■ Extracted information ■

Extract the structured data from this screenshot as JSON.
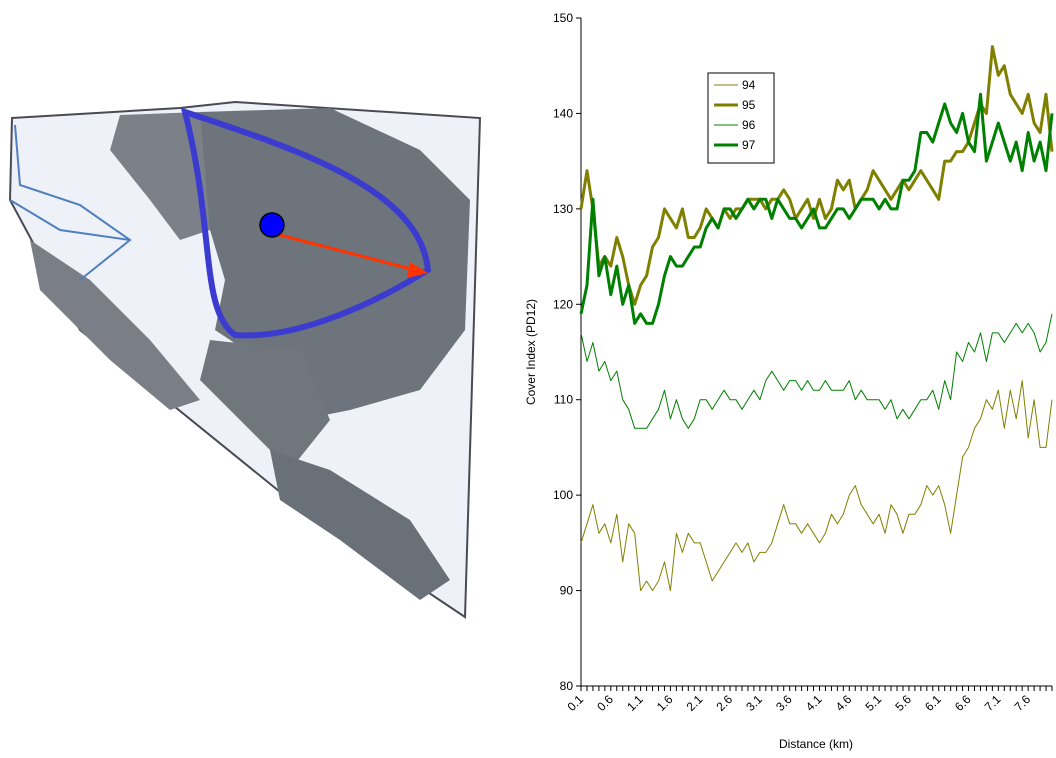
{
  "chart_data": {
    "type": "line",
    "y_label": "Cover Index (PD12)",
    "x_label": "Distance (km)",
    "ylim": [
      80,
      150
    ],
    "yticks": [
      80,
      90,
      100,
      110,
      120,
      130,
      140,
      150
    ],
    "legend": "upper-left",
    "grid": false,
    "categories": [
      "0.1",
      null,
      null,
      null,
      null,
      "0.6",
      null,
      null,
      null,
      null,
      "1.1",
      null,
      null,
      null,
      null,
      "1.6",
      null,
      null,
      null,
      null,
      "2.1",
      null,
      null,
      null,
      null,
      "2.6",
      null,
      null,
      null,
      null,
      "3.1",
      null,
      null,
      null,
      null,
      "3.6",
      null,
      null,
      null,
      null,
      "4.1",
      null,
      null,
      null,
      null,
      "4.6",
      null,
      null,
      null,
      null,
      "5.1",
      null,
      null,
      null,
      null,
      "5.6",
      null,
      null,
      null,
      null,
      "6.1",
      null,
      null,
      null,
      null,
      "6.6",
      null,
      null,
      null,
      null,
      "7.1",
      null,
      null,
      null,
      null,
      "7.6",
      null,
      null,
      null,
      null
    ],
    "series": [
      {
        "name": "94",
        "color": "#808000",
        "line_width": 1,
        "values": [
          95,
          97,
          99,
          96,
          97,
          95,
          98,
          93,
          97,
          96,
          90,
          91,
          90,
          91,
          93,
          90,
          96,
          94,
          96,
          95,
          95,
          93,
          91,
          92,
          93,
          94,
          95,
          94,
          95,
          93,
          94,
          94,
          95,
          97,
          99,
          97,
          97,
          96,
          97,
          96,
          95,
          96,
          98,
          97,
          98,
          100,
          101,
          99,
          98,
          97,
          98,
          96,
          99,
          98,
          96,
          98,
          98,
          99,
          101,
          100,
          101,
          99,
          96,
          100,
          104,
          105,
          107,
          108,
          110,
          109,
          111,
          107,
          111,
          108,
          112,
          106,
          110,
          105,
          105,
          110
        ]
      },
      {
        "name": "95",
        "color": "#808000",
        "line_width": 3,
        "values": [
          130,
          134,
          130,
          124,
          125,
          124,
          127,
          125,
          122,
          120,
          122,
          123,
          126,
          127,
          130,
          129,
          128,
          130,
          127,
          127,
          128,
          130,
          129,
          128,
          130,
          129,
          130,
          130,
          131,
          131,
          131,
          130,
          131,
          131,
          132,
          131,
          129,
          130,
          131,
          129,
          131,
          129,
          130,
          133,
          132,
          133,
          130,
          131,
          132,
          134,
          133,
          132,
          131,
          132,
          133,
          132,
          133,
          134,
          133,
          132,
          131,
          135,
          135,
          136,
          136,
          137,
          139,
          141,
          140,
          147,
          144,
          145,
          142,
          141,
          140,
          142,
          139,
          138,
          142,
          136
        ]
      },
      {
        "name": "96",
        "color": "#008000",
        "line_width": 1,
        "values": [
          117,
          114,
          116,
          113,
          114,
          112,
          113,
          110,
          109,
          107,
          107,
          107,
          108,
          109,
          111,
          108,
          110,
          108,
          107,
          108,
          110,
          110,
          109,
          110,
          111,
          110,
          110,
          109,
          110,
          111,
          110,
          112,
          113,
          112,
          111,
          112,
          112,
          111,
          112,
          111,
          111,
          112,
          111,
          111,
          111,
          112,
          110,
          111,
          110,
          110,
          110,
          109,
          110,
          108,
          109,
          108,
          109,
          110,
          110,
          111,
          109,
          112,
          110,
          115,
          114,
          116,
          115,
          117,
          114,
          117,
          117,
          116,
          117,
          118,
          117,
          118,
          117,
          115,
          116,
          119
        ]
      },
      {
        "name": "97",
        "color": "#008000",
        "line_width": 3,
        "values": [
          119,
          122,
          131,
          123,
          125,
          121,
          124,
          120,
          122,
          118,
          119,
          118,
          118,
          120,
          123,
          125,
          124,
          124,
          125,
          126,
          126,
          128,
          129,
          128,
          130,
          130,
          129,
          130,
          131,
          130,
          131,
          131,
          129,
          131,
          130,
          129,
          129,
          128,
          129,
          130,
          128,
          128,
          129,
          130,
          130,
          129,
          130,
          131,
          131,
          131,
          130,
          131,
          130,
          130,
          133,
          133,
          134,
          138,
          138,
          137,
          139,
          141,
          139,
          138,
          140,
          137,
          136,
          142,
          135,
          137,
          139,
          137,
          135,
          137,
          134,
          138,
          135,
          137,
          134,
          140
        ]
      }
    ]
  }
}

■ What to do ■
Restate the data above word for word. Do not include the images.

■ Result of the exercise ■
Extract the structured data from this screenshot as JSON.
{
  "chart_data": {
    "type": "line",
    "y_label": "Cover Index (PD12)",
    "x_label": "Distance (km)",
    "ylim": [
      80,
      150
    ],
    "yticks": [
      80,
      90,
      100,
      110,
      120,
      130,
      140,
      150
    ],
    "legend": "upper-left",
    "grid": false,
    "categories": [
      "0.1",
      null,
      null,
      null,
      null,
      "0.6",
      null,
      null,
      null,
      null,
      "1.1",
      null,
      null,
      null,
      null,
      "1.6",
      null,
      null,
      null,
      null,
      "2.1",
      null,
      null,
      null,
      null,
      "2.6",
      null,
      null,
      null,
      null,
      "3.1",
      null,
      null,
      null,
      null,
      "3.6",
      null,
      null,
      null,
      null,
      "4.1",
      null,
      null,
      null,
      null,
      "4.6",
      null,
      null,
      null,
      null,
      "5.1",
      null,
      null,
      null,
      null,
      "5.6",
      null,
      null,
      null,
      null,
      "6.1",
      null,
      null,
      null,
      null,
      "6.6",
      null,
      null,
      null,
      null,
      "7.1",
      null,
      null,
      null,
      null,
      "7.6",
      null,
      null,
      null,
      null
    ],
    "series": [
      {
        "name": "94",
        "color": "#808000",
        "line_width": 1,
        "values": [
          95,
          97,
          99,
          96,
          97,
          95,
          98,
          93,
          97,
          96,
          90,
          91,
          90,
          91,
          93,
          90,
          96,
          94,
          96,
          95,
          95,
          93,
          91,
          92,
          93,
          94,
          95,
          94,
          95,
          93,
          94,
          94,
          95,
          97,
          99,
          97,
          97,
          96,
          97,
          96,
          95,
          96,
          98,
          97,
          98,
          100,
          101,
          99,
          98,
          97,
          98,
          96,
          99,
          98,
          96,
          98,
          98,
          99,
          101,
          100,
          101,
          99,
          96,
          100,
          104,
          105,
          107,
          108,
          110,
          109,
          111,
          107,
          111,
          108,
          112,
          106,
          110,
          105,
          105,
          110
        ]
      },
      {
        "name": "95",
        "color": "#808000",
        "line_width": 3,
        "values": [
          130,
          134,
          130,
          124,
          125,
          124,
          127,
          125,
          122,
          120,
          122,
          123,
          126,
          127,
          130,
          129,
          128,
          130,
          127,
          127,
          128,
          130,
          129,
          128,
          130,
          129,
          130,
          130,
          131,
          131,
          131,
          130,
          131,
          131,
          132,
          131,
          129,
          130,
          131,
          129,
          131,
          129,
          130,
          133,
          132,
          133,
          130,
          131,
          132,
          134,
          133,
          132,
          131,
          132,
          133,
          132,
          133,
          134,
          133,
          132,
          131,
          135,
          135,
          136,
          136,
          137,
          139,
          141,
          140,
          147,
          144,
          145,
          142,
          141,
          140,
          142,
          139,
          138,
          142,
          136
        ]
      },
      {
        "name": "96",
        "color": "#008000",
        "line_width": 1,
        "values": [
          117,
          114,
          116,
          113,
          114,
          112,
          113,
          110,
          109,
          107,
          107,
          107,
          108,
          109,
          111,
          108,
          110,
          108,
          107,
          108,
          110,
          110,
          109,
          110,
          111,
          110,
          110,
          109,
          110,
          111,
          110,
          112,
          113,
          112,
          111,
          112,
          112,
          111,
          112,
          111,
          111,
          112,
          111,
          111,
          111,
          112,
          110,
          111,
          110,
          110,
          110,
          109,
          110,
          108,
          109,
          108,
          109,
          110,
          110,
          111,
          109,
          112,
          110,
          115,
          114,
          116,
          115,
          117,
          114,
          117,
          117,
          116,
          117,
          118,
          117,
          118,
          117,
          115,
          116,
          119
        ]
      },
      {
        "name": "97",
        "color": "#008000",
        "line_width": 3,
        "values": [
          119,
          122,
          131,
          123,
          125,
          121,
          124,
          120,
          122,
          118,
          119,
          118,
          118,
          120,
          123,
          125,
          124,
          124,
          125,
          126,
          126,
          128,
          129,
          128,
          130,
          130,
          129,
          130,
          131,
          130,
          131,
          131,
          129,
          131,
          130,
          129,
          129,
          128,
          129,
          130,
          128,
          128,
          129,
          130,
          130,
          129,
          130,
          131,
          131,
          131,
          130,
          131,
          130,
          130,
          133,
          133,
          134,
          138,
          138,
          137,
          139,
          141,
          139,
          138,
          140,
          137,
          136,
          142,
          135,
          137,
          139,
          137,
          135,
          137,
          134,
          138,
          135,
          137,
          134,
          140
        ]
      }
    ]
  }
}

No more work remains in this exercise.